*WHAT YOU NEED TO DO*: Scan the following material for the string "okresowa" and copy each line in which it appears.

*RAW DATA*:
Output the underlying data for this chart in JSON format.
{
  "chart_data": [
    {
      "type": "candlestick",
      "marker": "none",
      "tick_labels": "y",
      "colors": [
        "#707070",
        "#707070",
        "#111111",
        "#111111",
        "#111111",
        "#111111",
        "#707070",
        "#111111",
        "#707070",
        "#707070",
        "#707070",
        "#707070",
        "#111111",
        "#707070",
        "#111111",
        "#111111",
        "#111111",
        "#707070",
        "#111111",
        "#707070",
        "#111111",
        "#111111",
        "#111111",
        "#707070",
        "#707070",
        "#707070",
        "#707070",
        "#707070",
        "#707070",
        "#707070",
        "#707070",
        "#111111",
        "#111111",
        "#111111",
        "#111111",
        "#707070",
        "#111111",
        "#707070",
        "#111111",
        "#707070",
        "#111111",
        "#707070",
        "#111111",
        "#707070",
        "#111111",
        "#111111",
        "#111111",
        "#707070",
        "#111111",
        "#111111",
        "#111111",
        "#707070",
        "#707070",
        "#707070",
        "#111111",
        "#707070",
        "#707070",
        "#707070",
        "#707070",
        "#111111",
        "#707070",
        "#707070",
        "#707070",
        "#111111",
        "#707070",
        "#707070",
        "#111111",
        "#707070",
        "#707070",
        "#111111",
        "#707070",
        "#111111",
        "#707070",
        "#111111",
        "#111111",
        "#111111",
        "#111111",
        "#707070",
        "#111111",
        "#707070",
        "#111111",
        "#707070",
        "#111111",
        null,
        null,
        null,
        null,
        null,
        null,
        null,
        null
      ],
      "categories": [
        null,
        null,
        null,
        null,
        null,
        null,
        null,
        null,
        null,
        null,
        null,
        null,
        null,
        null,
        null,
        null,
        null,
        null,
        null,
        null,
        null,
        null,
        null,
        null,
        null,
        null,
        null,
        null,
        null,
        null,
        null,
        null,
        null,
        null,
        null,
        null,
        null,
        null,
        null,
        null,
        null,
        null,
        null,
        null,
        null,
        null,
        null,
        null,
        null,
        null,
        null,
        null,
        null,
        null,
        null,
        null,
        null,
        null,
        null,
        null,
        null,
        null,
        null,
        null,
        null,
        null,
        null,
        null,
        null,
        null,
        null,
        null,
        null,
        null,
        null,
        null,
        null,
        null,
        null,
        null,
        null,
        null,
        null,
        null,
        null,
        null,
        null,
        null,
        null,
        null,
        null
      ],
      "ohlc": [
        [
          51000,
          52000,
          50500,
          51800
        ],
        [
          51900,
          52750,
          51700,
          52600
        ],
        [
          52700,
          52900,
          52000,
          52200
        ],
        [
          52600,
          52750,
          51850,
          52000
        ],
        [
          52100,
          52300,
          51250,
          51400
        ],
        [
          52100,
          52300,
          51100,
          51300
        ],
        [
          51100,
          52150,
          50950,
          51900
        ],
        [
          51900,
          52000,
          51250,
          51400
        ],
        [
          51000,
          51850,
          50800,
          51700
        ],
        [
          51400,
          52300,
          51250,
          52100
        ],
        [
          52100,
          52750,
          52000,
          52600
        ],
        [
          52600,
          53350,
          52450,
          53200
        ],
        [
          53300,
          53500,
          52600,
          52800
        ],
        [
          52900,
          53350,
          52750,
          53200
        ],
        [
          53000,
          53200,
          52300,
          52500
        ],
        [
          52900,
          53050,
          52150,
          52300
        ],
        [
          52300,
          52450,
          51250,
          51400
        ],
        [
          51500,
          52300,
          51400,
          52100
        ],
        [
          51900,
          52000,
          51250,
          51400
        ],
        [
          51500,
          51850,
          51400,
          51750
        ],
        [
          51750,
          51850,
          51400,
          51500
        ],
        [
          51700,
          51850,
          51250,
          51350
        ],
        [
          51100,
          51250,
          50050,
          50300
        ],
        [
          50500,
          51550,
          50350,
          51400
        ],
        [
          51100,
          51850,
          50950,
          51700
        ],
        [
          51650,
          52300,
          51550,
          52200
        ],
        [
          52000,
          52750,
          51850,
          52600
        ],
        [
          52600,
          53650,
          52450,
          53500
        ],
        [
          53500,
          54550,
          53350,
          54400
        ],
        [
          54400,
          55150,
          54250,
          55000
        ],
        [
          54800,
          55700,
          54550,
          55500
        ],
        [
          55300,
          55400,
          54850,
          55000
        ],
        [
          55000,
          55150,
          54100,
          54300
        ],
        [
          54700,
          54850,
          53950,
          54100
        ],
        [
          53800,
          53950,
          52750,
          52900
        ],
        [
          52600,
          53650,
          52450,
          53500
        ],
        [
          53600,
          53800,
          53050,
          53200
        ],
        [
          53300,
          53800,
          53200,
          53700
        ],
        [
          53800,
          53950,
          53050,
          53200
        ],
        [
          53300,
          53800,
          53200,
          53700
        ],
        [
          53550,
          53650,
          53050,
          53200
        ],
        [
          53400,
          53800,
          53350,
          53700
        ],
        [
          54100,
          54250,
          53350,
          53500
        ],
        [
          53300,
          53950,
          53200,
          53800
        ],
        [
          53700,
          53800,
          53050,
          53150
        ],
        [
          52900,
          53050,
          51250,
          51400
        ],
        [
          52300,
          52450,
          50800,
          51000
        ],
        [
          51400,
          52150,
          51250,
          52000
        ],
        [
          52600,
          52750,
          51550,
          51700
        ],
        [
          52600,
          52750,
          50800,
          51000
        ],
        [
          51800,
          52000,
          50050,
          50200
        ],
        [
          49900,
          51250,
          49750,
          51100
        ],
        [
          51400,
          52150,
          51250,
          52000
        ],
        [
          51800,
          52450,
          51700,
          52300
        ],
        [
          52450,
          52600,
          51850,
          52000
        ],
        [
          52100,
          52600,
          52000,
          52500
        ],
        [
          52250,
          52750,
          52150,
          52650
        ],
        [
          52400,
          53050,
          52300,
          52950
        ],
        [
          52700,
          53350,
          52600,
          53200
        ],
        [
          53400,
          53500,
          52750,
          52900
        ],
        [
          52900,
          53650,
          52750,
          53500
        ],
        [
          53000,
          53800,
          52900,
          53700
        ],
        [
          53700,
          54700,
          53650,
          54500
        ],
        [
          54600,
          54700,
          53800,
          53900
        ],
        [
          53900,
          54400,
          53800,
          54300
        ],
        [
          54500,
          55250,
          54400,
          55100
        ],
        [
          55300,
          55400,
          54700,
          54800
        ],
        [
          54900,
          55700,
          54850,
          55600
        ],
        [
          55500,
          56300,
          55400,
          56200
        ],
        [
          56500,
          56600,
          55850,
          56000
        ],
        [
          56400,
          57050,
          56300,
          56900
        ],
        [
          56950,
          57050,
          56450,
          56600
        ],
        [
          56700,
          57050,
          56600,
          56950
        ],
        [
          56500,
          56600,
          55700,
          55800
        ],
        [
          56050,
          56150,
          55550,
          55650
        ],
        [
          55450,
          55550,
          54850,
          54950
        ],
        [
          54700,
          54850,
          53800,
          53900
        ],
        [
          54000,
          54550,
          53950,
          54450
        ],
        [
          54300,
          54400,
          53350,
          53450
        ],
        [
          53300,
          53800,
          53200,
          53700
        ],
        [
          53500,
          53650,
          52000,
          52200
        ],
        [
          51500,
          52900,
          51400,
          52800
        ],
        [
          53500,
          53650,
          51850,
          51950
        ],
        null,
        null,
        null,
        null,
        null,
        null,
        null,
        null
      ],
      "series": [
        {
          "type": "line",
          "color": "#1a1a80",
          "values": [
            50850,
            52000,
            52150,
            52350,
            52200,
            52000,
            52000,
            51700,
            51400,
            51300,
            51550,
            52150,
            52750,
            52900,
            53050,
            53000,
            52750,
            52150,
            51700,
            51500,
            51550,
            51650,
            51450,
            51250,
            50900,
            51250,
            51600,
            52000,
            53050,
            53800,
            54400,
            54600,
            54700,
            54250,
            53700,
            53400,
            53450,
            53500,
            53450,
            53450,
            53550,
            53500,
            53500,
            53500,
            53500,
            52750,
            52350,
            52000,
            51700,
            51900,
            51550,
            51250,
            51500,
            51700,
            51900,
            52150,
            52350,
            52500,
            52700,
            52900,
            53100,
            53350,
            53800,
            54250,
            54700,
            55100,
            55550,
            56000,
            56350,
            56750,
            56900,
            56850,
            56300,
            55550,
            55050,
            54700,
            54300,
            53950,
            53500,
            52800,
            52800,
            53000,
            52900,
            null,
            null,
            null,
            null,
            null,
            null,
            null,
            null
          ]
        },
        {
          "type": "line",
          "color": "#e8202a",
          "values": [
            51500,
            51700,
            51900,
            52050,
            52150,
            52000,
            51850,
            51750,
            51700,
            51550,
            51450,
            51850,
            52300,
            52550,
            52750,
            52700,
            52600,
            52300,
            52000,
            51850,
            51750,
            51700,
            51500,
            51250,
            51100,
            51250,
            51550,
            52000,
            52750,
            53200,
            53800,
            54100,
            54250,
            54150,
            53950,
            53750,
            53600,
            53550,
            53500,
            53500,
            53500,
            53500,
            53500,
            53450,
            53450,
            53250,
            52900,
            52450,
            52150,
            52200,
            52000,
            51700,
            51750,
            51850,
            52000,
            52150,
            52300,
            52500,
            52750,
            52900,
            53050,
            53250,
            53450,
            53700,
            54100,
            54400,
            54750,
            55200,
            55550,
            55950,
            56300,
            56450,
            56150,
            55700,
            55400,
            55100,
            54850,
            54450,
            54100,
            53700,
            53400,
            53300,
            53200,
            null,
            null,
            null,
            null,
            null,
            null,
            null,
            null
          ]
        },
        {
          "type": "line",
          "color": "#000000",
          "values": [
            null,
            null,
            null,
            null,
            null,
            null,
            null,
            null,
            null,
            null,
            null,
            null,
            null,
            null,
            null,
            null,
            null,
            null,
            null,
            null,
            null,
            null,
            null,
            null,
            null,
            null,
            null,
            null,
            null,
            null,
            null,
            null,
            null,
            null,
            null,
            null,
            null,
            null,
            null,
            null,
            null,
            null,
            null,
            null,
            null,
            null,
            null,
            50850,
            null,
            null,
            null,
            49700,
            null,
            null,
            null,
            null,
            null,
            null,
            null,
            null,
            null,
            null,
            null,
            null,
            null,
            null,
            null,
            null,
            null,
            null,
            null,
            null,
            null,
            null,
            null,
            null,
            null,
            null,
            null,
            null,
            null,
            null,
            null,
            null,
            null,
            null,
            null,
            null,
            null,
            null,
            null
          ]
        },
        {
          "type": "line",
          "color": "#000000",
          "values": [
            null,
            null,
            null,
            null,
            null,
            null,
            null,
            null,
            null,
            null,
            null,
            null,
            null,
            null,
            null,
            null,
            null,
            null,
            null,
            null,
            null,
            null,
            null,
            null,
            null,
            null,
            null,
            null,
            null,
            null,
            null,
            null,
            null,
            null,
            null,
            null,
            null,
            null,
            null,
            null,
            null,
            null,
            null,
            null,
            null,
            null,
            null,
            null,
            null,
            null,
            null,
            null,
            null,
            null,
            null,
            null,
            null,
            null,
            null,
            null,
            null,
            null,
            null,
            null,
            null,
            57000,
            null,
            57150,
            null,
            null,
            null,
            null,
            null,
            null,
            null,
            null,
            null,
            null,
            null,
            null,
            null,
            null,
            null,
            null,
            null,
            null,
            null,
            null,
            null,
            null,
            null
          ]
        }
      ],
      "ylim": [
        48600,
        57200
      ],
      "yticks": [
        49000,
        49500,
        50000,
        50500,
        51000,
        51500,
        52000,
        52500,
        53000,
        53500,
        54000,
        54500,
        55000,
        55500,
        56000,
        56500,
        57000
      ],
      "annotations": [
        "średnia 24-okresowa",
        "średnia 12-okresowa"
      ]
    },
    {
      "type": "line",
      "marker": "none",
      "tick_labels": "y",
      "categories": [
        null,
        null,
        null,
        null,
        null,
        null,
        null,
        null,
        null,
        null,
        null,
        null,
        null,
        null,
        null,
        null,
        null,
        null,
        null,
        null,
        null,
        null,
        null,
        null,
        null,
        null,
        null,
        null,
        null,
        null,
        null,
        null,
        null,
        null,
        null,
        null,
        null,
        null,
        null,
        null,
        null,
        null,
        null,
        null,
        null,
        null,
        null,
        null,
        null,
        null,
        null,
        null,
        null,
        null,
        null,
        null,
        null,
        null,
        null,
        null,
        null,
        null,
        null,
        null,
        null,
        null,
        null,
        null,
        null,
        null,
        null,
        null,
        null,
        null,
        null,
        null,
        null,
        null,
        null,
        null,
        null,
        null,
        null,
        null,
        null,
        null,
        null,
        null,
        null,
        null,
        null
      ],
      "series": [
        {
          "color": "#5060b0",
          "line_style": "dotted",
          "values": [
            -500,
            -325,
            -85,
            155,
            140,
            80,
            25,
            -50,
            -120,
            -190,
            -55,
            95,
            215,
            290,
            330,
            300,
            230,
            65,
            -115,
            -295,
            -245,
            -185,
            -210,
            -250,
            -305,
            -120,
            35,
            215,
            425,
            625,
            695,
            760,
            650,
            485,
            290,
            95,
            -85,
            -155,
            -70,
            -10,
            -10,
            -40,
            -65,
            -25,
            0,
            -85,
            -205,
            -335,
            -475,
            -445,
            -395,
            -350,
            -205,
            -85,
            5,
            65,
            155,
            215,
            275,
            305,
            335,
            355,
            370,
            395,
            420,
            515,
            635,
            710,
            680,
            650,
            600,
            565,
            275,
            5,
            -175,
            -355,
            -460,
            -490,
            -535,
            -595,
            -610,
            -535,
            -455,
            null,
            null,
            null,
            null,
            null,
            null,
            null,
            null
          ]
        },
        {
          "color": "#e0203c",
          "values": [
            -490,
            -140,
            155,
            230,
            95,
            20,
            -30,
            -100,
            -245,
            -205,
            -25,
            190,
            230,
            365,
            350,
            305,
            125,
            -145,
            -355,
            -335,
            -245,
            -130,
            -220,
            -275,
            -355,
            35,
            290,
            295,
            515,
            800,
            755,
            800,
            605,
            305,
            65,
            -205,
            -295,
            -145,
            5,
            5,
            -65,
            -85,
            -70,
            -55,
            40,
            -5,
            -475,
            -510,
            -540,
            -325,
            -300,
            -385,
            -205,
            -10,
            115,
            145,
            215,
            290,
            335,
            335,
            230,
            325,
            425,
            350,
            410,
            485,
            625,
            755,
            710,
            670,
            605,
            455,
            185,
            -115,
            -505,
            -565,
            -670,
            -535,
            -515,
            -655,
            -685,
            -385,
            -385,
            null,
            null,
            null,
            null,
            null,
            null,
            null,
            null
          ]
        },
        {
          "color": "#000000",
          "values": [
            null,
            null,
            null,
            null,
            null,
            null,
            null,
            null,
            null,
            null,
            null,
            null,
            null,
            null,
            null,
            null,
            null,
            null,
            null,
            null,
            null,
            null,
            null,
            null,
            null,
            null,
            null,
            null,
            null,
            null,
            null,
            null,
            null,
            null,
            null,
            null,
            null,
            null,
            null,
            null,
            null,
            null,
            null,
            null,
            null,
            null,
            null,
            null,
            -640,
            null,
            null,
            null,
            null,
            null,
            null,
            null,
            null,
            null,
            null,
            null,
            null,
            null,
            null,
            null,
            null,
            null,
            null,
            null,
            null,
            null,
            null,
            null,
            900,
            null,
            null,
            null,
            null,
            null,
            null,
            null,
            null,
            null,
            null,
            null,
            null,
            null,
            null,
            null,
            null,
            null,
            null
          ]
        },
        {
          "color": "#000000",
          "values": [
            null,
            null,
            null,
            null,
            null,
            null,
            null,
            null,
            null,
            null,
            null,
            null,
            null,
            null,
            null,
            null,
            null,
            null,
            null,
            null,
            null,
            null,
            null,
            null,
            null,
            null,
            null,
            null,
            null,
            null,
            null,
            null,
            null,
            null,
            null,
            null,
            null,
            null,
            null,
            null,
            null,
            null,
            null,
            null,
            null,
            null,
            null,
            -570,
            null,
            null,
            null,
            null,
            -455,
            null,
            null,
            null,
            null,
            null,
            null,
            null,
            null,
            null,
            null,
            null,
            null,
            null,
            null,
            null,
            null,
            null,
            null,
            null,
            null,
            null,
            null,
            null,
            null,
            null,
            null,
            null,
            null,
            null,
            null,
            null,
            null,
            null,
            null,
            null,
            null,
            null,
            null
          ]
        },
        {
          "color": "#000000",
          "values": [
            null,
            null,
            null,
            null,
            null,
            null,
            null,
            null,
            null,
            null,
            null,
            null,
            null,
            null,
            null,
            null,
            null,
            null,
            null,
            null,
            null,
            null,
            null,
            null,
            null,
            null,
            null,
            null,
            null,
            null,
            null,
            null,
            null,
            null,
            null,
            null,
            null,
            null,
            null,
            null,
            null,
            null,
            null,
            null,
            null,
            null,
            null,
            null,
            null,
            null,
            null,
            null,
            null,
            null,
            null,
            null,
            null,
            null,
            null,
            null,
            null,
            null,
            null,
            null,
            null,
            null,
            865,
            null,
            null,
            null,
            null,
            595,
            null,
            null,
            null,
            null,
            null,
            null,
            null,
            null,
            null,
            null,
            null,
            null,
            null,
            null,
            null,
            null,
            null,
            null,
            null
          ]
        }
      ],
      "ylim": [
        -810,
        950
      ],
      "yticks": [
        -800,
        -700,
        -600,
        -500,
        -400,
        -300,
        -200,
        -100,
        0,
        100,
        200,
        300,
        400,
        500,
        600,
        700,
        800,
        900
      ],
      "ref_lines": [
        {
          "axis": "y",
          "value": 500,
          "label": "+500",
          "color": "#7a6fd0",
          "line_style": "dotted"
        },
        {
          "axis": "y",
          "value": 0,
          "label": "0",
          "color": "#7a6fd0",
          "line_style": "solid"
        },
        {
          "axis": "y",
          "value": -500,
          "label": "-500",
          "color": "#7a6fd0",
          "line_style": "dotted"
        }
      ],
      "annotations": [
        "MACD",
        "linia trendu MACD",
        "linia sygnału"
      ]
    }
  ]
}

*RESULT OF THE TASK*:
        "średnia 24-okresowa",
        "średnia 12-okresowa"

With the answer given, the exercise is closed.